> **Data provided**
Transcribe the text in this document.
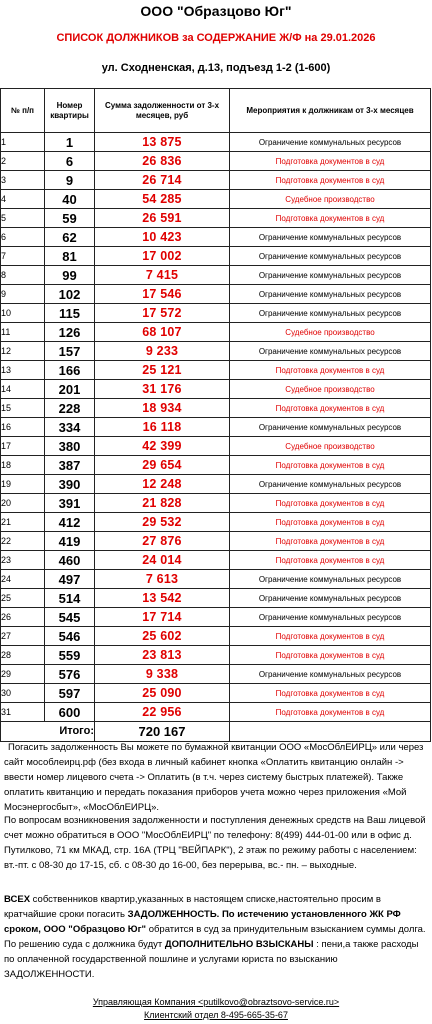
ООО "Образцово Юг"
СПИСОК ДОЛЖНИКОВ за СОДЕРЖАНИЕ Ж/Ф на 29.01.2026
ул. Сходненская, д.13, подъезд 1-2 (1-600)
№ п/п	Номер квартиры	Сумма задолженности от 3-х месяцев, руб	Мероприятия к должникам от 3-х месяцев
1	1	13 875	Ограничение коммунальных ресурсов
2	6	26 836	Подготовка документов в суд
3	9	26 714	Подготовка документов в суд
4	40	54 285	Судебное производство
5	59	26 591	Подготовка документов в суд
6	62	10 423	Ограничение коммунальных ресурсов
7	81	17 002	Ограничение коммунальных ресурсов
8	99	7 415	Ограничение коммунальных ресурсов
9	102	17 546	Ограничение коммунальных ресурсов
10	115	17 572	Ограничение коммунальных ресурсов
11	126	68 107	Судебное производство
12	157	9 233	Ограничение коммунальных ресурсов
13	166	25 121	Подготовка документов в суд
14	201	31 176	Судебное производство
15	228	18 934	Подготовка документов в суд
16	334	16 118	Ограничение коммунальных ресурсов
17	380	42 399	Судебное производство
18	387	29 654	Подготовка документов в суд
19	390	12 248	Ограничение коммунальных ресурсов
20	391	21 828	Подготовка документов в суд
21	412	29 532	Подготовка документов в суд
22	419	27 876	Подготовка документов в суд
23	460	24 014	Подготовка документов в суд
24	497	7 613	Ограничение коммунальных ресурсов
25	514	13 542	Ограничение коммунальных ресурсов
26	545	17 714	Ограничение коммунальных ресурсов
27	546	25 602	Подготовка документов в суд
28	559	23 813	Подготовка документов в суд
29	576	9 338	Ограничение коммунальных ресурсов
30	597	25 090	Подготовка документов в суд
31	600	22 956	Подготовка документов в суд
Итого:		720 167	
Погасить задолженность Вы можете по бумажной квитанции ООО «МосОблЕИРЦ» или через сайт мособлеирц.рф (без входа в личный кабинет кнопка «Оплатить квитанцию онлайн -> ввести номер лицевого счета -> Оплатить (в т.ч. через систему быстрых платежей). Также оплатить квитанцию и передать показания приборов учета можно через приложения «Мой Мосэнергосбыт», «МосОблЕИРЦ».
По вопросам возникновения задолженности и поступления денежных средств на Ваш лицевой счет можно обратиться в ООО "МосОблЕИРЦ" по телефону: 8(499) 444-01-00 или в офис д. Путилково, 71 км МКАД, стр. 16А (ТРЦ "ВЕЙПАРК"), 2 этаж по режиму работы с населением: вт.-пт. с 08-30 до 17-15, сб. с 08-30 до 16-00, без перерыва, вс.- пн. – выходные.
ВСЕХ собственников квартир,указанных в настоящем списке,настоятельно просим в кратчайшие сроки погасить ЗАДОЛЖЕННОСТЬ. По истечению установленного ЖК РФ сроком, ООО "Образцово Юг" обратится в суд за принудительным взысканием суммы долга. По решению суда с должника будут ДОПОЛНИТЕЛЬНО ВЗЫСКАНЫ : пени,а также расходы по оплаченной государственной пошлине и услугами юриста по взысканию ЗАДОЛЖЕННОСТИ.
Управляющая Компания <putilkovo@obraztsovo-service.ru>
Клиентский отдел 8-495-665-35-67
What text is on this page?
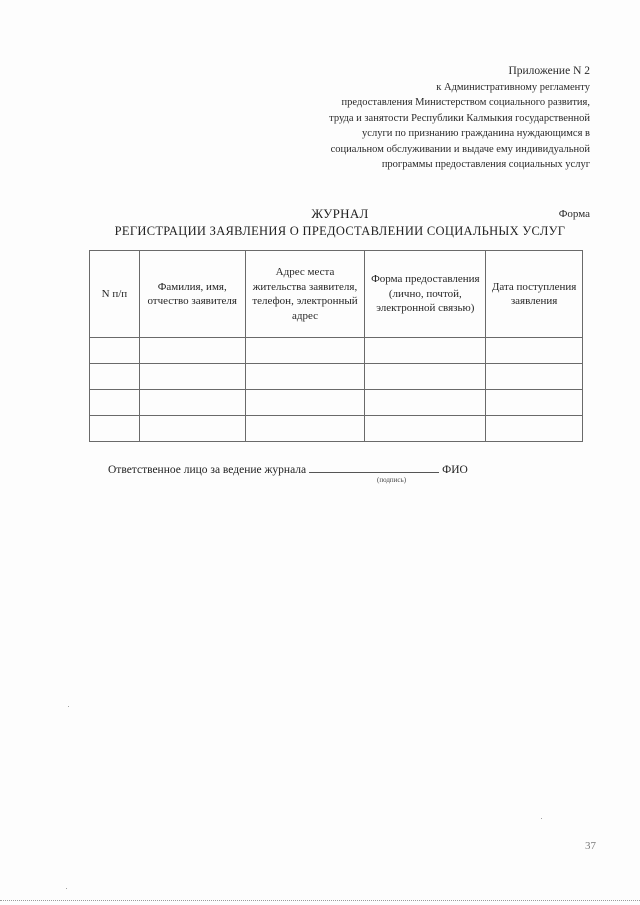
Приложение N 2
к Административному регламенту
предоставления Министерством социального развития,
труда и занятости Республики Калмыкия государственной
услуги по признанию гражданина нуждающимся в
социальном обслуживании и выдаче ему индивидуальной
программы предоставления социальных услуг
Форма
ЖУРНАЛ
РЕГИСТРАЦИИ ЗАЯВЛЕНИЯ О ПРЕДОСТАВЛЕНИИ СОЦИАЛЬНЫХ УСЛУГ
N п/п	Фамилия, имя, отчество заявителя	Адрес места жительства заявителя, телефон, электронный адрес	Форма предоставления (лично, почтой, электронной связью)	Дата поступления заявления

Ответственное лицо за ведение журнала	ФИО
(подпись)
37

> **Written instruction**
Leave out every picture, and repeat word for word only the lines from the one holding "What text is on this page?" through the end of the entries above, both ends included.

> **Answer for this exercise**
What text is on this page?
Приложение N 2
к Административному регламенту
предоставления Министерством социального развития,
труда и занятости Республики Калмыкия государственной
услуги по признанию гражданина нуждающимся в
социальном обслуживании и выдаче ему индивидуальной
программы предоставления социальных услуг
Форма
ЖУРНАЛ
РЕГИСТРАЦИИ ЗАЯВЛЕНИЯ О ПРЕДОСТАВЛЕНИИ СОЦИАЛЬНЫХ УСЛУГ
N п/п	Фамилия, имя, отчество заявителя	Адрес места жительства заявителя, телефон, электронный адрес	Форма предоставления (лично, почтой, электронной связью)	Дата поступления заявления

Ответственное лицо за ведение журнала	ФИО
(подпись)
37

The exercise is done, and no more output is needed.